* [YOUR INSTRUCTIONS] Find each line with the word "title" and state how many there are, nothing more.

* [DATA EXCERPTS]
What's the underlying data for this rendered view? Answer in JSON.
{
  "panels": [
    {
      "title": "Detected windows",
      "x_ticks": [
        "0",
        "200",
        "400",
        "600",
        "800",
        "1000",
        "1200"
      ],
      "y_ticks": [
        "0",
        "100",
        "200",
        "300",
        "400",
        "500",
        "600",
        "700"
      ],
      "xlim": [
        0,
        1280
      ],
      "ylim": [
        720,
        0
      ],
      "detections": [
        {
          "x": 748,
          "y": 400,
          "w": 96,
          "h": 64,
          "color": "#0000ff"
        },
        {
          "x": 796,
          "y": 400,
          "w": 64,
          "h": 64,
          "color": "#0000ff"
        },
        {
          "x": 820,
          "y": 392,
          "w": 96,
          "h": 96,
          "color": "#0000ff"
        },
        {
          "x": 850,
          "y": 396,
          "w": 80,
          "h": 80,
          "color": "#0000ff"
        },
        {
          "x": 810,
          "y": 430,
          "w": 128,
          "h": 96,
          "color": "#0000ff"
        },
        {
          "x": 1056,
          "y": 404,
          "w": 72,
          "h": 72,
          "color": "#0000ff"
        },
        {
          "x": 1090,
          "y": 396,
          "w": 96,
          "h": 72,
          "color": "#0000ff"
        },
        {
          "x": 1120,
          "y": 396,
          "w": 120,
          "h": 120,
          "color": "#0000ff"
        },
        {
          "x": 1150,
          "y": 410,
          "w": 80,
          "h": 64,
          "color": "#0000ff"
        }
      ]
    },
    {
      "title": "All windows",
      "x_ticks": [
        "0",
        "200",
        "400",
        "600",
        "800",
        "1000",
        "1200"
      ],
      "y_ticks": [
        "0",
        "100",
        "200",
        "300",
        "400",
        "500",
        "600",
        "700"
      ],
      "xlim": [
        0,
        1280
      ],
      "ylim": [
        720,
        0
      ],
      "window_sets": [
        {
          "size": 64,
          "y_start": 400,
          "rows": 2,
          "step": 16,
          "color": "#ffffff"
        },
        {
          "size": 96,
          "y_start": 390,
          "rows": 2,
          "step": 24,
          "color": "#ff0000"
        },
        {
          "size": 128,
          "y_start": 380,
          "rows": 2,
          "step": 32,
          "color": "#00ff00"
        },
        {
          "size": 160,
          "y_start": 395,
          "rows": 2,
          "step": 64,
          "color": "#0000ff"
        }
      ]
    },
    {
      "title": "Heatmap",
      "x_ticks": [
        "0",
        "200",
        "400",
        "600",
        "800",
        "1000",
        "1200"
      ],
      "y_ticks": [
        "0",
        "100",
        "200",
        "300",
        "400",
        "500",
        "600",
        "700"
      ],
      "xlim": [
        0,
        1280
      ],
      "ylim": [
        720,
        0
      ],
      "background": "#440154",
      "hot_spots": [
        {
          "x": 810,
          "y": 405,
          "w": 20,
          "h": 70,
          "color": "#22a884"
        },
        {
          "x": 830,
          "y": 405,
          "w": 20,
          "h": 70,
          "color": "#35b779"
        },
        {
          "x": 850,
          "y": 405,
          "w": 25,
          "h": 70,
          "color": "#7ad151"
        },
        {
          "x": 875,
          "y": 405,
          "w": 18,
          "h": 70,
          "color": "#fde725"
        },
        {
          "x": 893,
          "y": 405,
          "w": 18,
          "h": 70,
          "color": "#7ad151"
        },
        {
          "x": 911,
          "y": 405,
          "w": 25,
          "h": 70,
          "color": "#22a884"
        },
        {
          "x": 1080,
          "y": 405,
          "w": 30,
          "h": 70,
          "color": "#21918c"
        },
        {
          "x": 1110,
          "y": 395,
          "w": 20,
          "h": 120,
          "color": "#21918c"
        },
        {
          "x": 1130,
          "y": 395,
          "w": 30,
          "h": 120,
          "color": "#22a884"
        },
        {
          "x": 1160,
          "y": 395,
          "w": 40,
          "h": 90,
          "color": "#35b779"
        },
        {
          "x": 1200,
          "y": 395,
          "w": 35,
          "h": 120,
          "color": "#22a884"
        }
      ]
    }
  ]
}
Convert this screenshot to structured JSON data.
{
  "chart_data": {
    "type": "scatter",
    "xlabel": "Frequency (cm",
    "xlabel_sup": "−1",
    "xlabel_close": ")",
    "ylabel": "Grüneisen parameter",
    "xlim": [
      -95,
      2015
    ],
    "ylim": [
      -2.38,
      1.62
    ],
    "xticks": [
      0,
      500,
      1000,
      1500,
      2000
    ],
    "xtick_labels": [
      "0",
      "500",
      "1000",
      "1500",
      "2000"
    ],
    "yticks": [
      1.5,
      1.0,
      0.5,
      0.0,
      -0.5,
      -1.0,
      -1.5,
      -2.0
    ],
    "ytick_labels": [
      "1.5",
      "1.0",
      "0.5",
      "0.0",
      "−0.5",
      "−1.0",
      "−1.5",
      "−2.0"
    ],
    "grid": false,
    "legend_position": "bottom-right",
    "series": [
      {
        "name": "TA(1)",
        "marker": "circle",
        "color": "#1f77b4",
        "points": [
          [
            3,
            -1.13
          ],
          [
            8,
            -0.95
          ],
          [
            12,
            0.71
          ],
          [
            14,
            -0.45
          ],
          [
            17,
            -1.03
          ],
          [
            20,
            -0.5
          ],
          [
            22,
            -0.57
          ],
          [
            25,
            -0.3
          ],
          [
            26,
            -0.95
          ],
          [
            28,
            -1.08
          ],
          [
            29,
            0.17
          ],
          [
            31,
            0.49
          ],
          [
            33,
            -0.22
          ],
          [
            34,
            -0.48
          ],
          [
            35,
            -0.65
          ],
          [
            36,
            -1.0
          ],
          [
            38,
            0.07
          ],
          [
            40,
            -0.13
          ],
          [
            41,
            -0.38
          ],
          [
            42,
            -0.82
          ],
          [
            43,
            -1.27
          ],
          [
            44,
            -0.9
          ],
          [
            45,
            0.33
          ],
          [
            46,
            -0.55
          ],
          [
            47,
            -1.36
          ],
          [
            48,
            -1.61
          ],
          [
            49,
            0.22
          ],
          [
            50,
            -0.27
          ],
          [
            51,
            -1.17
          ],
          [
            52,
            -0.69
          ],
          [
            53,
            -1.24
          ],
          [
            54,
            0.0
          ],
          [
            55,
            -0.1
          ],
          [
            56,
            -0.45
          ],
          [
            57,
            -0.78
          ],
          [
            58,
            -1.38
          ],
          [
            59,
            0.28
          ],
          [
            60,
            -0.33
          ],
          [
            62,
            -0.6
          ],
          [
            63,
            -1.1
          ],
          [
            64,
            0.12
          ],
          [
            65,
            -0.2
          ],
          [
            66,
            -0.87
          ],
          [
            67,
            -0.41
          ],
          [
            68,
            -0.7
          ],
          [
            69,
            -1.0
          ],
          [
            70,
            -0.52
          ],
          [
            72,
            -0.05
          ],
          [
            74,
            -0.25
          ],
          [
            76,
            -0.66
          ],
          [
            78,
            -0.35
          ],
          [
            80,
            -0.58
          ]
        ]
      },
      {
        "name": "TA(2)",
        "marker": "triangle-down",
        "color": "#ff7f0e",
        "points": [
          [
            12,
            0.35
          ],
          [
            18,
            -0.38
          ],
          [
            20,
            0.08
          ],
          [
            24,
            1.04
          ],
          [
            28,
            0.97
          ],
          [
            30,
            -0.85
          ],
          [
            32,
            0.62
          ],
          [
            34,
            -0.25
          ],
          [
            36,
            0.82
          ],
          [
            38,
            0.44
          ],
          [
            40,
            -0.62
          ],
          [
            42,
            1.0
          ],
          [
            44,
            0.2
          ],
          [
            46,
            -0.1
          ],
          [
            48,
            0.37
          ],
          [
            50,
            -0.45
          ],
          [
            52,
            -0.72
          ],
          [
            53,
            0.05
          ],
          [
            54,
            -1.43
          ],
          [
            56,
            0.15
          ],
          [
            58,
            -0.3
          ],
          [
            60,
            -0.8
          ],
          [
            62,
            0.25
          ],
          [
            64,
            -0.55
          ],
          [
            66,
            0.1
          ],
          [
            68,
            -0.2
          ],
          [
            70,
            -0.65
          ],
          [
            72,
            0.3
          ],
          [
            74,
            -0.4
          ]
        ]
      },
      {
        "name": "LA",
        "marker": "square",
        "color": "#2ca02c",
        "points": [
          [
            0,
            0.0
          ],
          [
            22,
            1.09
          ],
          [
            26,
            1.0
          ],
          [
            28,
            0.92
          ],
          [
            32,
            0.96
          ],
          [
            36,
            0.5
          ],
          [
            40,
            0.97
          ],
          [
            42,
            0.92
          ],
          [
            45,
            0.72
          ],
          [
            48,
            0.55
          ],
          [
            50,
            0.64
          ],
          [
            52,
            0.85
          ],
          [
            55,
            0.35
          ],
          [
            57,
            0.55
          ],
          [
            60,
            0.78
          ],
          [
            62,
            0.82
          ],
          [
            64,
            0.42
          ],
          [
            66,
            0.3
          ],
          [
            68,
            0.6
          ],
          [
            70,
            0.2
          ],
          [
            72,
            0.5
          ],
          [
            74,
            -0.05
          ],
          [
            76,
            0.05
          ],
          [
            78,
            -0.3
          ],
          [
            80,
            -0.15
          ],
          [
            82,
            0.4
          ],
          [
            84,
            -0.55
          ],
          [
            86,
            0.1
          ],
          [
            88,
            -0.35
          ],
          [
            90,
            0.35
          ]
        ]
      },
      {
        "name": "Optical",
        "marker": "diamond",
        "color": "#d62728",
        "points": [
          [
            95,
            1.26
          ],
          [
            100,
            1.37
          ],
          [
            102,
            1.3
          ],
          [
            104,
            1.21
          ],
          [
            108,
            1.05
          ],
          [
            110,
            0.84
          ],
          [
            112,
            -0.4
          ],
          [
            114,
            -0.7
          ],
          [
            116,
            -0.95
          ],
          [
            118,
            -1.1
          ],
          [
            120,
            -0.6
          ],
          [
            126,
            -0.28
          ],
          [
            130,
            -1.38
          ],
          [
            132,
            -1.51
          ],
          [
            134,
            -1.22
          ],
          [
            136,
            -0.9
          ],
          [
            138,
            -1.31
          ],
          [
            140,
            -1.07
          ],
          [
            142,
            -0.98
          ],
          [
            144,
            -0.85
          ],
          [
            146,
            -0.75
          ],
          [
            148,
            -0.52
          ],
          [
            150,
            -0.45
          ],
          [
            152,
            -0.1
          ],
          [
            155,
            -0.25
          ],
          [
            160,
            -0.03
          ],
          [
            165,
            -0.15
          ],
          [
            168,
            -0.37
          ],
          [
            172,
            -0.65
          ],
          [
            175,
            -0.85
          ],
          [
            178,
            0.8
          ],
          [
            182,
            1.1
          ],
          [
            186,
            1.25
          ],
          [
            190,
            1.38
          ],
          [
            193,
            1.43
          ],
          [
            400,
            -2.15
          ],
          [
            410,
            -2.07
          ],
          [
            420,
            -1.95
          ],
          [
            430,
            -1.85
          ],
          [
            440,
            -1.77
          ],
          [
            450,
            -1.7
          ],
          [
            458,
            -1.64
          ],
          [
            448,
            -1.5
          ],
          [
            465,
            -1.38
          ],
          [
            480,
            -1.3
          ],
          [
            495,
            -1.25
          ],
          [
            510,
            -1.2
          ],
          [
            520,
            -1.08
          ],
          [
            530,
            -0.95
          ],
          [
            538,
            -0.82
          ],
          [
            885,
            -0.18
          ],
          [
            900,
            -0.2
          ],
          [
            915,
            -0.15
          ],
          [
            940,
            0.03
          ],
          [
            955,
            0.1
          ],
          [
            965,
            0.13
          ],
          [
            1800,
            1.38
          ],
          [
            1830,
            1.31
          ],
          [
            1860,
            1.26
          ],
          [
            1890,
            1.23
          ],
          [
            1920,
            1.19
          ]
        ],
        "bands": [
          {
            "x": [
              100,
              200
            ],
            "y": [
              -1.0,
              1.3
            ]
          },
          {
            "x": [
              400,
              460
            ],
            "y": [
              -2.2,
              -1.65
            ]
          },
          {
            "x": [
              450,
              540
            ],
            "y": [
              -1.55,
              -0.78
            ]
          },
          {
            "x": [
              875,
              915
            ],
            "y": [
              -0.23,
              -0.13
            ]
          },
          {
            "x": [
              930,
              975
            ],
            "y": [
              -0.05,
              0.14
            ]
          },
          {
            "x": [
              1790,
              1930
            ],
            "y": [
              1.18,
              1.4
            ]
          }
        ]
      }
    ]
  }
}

* [RIGHT ANSWER] 3